Extrait cité:

Liban, un massacre pour quoi faire ?

Par Amine Kammourieh

Géopolitique — Proche-Orient



Une nouvelle boucherie dans le village de Cana, et l'ONU regrette, sans condamner. Un cessez-le-feu est "urgent", mais toujours pas d'actualité.
Des casques bleus tués par Israël sans que le conseil de sécurité de l'ONU condamne...
Outre l'humiliation infligée à la Finul et aux familles des victimes, imagine-t-on la réaction qu'auraient suscitée ces morts si le missile avait été libanais ? Plus de 1 000 civils libanais tués, le déplacement d'environ un million de personnes (plus du quart de la population), la destruction massive des infrastructures civiles, une marée noire de grande ampleur, et le droit pour Israël de se défendre est à nouveau brandi.
Etrange manière de se défendre, qui semble montrer que, dans le "Nouveau Moyen-Orient" imaginé par les Etats-Unis, la fin justifierait les moyens. L'ambassadeur des Etats-Unis à l'ONU ne dit rien d'autre lorsqu'il refuse de comparer la mort de civils libanais à celle de civils israéliens.
Mais de quelle fin s'agit-il, au juste ?
S'agit-il d'"éradiquer le terrorisme", ce "mal absolu", ce mot aux vertus magiques qui justifie toutes les exactions ? Mais qu'est-ce qui sépare "moralement" l'aviateur qui détruit froidement des immeubles d'habitation peuplés de civils de l'activiste qui pose une bombe dans un centre commercial ?
S'agit-il du droit à l'autodéfense d'Israël ? Il est légitime de s'interroger sur les fondements de ce droit, s'agissant d'un Etat constitué en grande partie de territoires occupés, voire annexés, en toute illégalité et à l'encontre de résolutions de l'ONU, qui emprisonne les représentants élus des Palestiniens et continue d'occuper une partie du territoire libanais, dont il viole régulièrement l'espace aérien ?
S'agit-il réellement pour l'Etat hébreu de se battre pour faire respecter la résolution 1559, lui qui s'assoit depuis près de soixante ans sur toutes les résolutions de l'ONU ?
Imagine-t-on sérieusement qu'Israël, qui dispose d'une armée surpuissante et ultramoderne et de centaines d'ogives nucléaires, puisse être militairement mis en danger ?
Le Hezbollah est certes financé et armé par l'Iran. Mais n'a-t-on déjà vu dans l'histoire moderne un mouvement de résistance armé ou financé par une nation étrangère ? Cela enlève-t-il toute légitimité à son action ? Cela fait-il du Hezbollah une espèce de corps étranger qui s'imposerait aux libanais, alors qu'il représente au Parlement et au gouvernement l'immense majorité de la plus importante communauté libanaise ? Pour avoir accepté les parachutages d'armes et d'argent à destination des résistants français, de Gaulle en était-il devenu le jouet de Churchill ?

Enregistrements:
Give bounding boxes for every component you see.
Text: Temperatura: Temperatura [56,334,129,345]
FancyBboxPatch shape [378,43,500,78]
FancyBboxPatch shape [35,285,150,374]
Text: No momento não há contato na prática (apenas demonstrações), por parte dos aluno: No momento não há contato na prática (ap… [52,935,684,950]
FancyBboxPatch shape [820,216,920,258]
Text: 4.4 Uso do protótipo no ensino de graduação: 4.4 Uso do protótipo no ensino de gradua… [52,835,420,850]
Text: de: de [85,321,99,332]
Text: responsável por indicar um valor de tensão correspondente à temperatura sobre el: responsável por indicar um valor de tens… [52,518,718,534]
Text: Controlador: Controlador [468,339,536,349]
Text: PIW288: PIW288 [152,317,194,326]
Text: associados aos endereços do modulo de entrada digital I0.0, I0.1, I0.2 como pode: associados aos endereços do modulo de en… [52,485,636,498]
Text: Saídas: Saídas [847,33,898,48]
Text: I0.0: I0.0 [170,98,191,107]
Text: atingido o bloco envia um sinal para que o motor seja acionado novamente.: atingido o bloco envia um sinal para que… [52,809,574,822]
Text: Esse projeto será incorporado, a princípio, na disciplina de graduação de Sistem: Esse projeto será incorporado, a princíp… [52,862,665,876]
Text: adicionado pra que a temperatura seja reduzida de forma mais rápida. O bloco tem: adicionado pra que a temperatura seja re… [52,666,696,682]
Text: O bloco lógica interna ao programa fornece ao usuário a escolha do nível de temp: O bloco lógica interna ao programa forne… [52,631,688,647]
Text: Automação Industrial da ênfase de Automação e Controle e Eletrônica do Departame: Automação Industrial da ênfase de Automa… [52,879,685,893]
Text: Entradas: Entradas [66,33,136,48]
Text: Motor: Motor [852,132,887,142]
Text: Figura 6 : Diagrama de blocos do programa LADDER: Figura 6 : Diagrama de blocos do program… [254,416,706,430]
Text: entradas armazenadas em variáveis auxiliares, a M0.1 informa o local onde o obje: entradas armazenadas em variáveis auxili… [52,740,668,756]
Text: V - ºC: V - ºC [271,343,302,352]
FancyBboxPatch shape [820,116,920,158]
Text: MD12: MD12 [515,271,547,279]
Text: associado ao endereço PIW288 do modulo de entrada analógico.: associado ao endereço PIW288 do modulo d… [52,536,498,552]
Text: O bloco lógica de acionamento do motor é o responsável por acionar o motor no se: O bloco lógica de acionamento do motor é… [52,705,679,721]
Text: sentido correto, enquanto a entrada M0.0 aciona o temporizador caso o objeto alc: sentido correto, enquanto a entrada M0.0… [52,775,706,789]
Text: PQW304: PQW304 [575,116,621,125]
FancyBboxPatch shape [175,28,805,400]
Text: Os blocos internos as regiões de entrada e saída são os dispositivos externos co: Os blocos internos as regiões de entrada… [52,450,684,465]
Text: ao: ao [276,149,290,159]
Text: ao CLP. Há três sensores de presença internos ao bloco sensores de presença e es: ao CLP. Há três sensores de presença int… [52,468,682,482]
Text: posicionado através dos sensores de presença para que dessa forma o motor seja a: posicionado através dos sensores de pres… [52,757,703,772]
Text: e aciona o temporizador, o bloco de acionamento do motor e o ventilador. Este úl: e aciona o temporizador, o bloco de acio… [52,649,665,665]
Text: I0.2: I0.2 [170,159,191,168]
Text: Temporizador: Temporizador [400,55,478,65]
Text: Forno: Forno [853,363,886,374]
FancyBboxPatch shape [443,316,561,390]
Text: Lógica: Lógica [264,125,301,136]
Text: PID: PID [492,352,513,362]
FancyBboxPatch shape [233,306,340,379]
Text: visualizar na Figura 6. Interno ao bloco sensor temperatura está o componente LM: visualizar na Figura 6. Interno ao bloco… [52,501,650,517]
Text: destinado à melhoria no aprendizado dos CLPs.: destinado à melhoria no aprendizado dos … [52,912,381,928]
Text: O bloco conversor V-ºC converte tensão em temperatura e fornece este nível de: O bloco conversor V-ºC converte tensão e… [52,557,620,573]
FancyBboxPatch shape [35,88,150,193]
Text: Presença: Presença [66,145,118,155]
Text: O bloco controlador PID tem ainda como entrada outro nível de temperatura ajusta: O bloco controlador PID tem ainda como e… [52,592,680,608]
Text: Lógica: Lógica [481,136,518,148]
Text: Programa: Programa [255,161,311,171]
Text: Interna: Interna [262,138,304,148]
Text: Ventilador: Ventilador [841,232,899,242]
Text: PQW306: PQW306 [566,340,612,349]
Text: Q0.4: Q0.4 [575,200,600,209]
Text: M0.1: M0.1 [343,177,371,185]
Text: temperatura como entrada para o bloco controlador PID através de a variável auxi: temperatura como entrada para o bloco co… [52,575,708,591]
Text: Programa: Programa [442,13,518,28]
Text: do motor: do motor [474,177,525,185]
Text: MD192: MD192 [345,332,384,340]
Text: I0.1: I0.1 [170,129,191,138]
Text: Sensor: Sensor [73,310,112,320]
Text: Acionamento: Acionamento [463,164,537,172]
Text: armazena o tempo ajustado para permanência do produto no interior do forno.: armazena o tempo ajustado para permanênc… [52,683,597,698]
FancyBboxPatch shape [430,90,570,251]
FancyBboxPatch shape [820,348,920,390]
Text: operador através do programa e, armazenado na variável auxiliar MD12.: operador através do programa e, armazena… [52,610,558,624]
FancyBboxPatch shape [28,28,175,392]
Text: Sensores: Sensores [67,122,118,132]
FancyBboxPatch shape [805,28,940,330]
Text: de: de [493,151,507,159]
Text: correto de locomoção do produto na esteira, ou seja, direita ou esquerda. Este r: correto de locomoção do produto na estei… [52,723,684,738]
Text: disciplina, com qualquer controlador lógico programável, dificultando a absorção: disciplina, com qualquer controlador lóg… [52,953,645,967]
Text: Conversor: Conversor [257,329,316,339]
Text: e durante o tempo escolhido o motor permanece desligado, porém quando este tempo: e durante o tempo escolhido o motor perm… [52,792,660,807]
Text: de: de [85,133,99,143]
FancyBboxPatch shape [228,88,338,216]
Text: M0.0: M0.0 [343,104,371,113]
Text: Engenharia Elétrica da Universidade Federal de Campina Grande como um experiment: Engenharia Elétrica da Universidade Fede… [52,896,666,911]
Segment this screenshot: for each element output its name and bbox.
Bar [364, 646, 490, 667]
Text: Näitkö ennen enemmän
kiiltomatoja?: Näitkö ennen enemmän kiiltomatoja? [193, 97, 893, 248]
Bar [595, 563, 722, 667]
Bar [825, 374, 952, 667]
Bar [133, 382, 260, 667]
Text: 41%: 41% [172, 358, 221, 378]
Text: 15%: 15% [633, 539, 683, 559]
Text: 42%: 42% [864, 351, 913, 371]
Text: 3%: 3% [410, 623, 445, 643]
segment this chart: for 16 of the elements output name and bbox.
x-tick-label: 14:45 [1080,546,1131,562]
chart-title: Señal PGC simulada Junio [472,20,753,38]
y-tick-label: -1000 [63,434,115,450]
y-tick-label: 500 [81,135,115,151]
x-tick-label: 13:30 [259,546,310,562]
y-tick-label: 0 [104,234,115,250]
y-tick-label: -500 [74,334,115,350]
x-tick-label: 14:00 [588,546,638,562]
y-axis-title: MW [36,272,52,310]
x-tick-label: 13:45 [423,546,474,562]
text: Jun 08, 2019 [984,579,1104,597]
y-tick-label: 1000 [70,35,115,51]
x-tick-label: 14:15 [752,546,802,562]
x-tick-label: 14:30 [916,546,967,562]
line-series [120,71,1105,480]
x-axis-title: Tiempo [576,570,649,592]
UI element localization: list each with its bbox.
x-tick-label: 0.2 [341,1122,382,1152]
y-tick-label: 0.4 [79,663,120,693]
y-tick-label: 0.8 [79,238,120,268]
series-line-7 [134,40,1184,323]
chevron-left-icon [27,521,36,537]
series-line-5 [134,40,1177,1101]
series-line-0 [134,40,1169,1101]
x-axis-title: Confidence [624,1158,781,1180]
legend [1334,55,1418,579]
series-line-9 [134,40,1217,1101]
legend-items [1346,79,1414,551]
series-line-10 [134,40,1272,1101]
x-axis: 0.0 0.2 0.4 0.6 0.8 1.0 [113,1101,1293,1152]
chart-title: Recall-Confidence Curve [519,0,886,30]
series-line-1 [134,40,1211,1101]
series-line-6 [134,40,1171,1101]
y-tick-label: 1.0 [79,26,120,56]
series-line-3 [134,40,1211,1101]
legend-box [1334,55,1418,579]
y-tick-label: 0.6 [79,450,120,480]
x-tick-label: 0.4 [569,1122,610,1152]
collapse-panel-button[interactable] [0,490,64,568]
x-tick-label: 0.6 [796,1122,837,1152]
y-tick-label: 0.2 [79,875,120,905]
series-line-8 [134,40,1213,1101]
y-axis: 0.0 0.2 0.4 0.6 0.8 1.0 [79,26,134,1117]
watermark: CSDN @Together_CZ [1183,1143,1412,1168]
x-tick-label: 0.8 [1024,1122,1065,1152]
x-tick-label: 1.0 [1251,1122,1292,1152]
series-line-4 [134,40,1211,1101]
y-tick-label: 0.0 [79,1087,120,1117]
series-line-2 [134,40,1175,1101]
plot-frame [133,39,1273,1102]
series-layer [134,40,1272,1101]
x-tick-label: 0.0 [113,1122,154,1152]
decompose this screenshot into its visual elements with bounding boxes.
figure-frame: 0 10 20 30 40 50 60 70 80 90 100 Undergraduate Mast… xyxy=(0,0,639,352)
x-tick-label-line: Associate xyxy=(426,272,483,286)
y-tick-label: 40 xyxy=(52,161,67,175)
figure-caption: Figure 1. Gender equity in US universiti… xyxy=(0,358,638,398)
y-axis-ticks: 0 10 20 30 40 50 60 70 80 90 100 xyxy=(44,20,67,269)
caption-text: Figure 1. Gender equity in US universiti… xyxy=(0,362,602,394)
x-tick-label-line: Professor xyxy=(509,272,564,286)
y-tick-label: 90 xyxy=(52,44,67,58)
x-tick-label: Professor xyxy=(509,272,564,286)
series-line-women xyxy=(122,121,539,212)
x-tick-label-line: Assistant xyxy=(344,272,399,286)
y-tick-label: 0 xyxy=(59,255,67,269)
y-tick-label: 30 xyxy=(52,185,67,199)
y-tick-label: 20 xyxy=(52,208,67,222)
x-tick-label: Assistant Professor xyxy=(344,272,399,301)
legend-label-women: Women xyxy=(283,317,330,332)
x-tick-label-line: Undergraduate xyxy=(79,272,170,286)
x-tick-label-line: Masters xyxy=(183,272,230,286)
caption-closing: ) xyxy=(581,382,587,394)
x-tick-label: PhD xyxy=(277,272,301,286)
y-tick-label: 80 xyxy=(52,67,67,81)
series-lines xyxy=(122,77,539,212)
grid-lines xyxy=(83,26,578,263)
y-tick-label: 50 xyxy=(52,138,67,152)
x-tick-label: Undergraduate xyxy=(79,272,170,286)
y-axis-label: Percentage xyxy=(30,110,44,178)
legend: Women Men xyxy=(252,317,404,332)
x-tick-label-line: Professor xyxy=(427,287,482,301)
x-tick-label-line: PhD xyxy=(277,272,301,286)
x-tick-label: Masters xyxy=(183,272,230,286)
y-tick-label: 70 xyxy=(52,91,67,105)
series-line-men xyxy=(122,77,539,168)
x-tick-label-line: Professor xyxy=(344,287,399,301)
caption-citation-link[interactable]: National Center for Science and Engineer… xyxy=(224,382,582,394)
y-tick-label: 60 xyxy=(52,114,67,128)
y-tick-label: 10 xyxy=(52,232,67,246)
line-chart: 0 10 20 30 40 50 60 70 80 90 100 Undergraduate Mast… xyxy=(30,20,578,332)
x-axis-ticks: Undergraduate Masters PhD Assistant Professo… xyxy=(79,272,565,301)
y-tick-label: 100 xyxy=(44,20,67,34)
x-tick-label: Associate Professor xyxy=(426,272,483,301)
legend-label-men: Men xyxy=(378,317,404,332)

Consigne A:
Extrayez de l'article sur le Liban tout le passage allant de « Des casques bleus » jusqu'à « de civils israéliens. ».
Consigne B:
Dans l'article sur le Liban, relevez chacune des fins envisagées par les phrases qui commencent par « S'agit-il ».

Réponse attendue A:
Des casques bleus tués par Israël sans que le conseil de sécurité de l'ONU condamne...
Outre l'humiliation infligée à la Finul et aux familles des victimes, imagine-t-on la réaction qu'auraient suscitée ces morts si le missile avait été libanais ? Plus de 1 000 civils libanais tués, le déplacement d'environ un million de personnes (plus du quart de la population), la destruction massive des infrastructures civiles, une marée noire de grande ampleur, et le droit pour Israël de se défendre est à nouveau brandi.
Etrange manière de se défendre, qui semble montrer que, dans le "Nouveau Moyen-Orient" imaginé par les Etats-Unis, la fin justifierait les moyens. L'ambassadeur des Etats-Unis à l'ONU ne dit rien d'autre lorsqu'il refuse de comparer la mort de civils libanais à celle de civils israéliens.

Réponse attendue B:
- « éradiquer le terrorisme »
- le droit à l'autodéfense d'Israël
- se battre pour faire respecter la résolution 1559